*Data for this exercise:*
######

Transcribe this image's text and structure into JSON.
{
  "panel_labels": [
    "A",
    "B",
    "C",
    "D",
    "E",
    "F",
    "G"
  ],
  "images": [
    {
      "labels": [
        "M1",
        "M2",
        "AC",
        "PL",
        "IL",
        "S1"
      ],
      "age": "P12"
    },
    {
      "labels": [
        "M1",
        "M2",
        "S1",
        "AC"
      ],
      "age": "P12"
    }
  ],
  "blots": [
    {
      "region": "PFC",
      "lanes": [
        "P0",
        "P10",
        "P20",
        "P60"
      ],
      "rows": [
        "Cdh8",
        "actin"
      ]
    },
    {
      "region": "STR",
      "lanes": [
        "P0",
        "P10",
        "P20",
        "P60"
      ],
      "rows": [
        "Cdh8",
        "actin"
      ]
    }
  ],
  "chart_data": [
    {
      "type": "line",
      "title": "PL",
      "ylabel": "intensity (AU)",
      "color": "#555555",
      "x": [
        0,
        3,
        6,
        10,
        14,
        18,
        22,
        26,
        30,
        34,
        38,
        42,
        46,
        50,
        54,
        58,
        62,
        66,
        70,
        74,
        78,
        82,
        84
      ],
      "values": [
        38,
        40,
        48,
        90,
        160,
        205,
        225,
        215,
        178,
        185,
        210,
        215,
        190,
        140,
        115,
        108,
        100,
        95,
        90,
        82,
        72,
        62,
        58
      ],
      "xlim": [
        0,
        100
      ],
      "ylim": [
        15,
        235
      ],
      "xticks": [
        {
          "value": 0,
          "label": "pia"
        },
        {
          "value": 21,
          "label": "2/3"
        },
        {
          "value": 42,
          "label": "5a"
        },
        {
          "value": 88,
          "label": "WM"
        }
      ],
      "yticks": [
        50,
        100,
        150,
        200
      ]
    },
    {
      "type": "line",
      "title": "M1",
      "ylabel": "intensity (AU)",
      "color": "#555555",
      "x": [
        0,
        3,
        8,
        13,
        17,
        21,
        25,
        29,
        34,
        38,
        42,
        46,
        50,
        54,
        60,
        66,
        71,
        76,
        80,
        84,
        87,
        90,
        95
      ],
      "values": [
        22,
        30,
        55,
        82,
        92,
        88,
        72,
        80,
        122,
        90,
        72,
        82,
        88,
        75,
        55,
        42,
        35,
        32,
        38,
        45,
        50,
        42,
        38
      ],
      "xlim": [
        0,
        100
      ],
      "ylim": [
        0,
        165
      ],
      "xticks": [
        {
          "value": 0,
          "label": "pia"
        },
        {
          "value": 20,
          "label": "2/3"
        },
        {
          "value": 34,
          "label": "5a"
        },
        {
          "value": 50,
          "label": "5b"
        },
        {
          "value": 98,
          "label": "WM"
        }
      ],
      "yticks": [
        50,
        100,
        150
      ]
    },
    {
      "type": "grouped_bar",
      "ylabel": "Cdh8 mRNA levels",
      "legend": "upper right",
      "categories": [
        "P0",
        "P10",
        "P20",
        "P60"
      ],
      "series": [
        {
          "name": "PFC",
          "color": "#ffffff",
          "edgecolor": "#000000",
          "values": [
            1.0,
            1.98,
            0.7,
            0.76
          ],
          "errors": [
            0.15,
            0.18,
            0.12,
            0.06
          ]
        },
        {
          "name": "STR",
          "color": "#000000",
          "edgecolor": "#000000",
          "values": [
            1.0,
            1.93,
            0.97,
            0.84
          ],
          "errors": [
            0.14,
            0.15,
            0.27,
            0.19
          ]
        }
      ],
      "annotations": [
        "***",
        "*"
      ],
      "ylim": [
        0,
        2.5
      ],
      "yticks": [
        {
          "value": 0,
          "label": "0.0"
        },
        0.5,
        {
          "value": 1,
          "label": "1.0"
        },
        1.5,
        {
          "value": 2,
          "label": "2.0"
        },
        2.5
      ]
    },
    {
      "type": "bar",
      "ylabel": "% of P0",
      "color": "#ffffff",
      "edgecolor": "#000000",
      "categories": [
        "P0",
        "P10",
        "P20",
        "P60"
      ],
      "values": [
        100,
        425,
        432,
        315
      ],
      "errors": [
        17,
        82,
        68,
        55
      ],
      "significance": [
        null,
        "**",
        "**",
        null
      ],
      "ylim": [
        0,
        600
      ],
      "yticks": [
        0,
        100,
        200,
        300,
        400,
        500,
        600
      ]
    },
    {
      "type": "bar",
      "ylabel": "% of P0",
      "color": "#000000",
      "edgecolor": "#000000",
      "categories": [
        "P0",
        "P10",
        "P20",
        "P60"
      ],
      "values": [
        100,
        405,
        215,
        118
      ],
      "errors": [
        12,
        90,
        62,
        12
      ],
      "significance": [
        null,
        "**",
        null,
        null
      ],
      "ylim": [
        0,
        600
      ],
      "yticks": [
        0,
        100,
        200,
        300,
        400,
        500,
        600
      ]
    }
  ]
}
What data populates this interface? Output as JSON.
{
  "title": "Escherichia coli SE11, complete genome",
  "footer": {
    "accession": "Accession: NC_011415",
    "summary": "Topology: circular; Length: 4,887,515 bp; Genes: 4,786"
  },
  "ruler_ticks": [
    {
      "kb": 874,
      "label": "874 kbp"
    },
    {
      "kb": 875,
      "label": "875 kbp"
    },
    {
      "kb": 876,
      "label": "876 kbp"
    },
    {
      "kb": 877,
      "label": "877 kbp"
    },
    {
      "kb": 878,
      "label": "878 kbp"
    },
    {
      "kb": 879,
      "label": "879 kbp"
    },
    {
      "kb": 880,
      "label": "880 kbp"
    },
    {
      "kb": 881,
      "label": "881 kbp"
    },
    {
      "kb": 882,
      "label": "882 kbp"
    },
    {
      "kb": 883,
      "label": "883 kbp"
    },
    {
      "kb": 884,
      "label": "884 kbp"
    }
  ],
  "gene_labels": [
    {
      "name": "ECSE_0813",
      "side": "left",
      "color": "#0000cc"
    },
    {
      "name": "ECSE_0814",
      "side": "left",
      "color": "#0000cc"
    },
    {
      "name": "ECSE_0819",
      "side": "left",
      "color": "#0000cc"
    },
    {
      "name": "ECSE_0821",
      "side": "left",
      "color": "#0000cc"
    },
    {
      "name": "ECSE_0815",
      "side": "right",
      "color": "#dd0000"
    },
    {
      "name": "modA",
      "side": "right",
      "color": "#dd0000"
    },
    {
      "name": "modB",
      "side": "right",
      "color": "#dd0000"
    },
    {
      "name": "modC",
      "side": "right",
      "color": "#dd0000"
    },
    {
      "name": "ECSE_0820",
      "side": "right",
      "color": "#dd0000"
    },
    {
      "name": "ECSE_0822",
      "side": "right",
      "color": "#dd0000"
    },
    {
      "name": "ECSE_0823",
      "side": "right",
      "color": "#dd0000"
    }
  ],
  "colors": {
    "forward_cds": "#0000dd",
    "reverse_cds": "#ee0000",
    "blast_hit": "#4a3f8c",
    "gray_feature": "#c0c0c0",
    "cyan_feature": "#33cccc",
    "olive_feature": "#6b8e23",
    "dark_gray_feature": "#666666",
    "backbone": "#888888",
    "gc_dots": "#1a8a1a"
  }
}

######

*Work to complete:*
Check each line of the data above for the string "title" and report only how many lines have it.

*Result below:*
3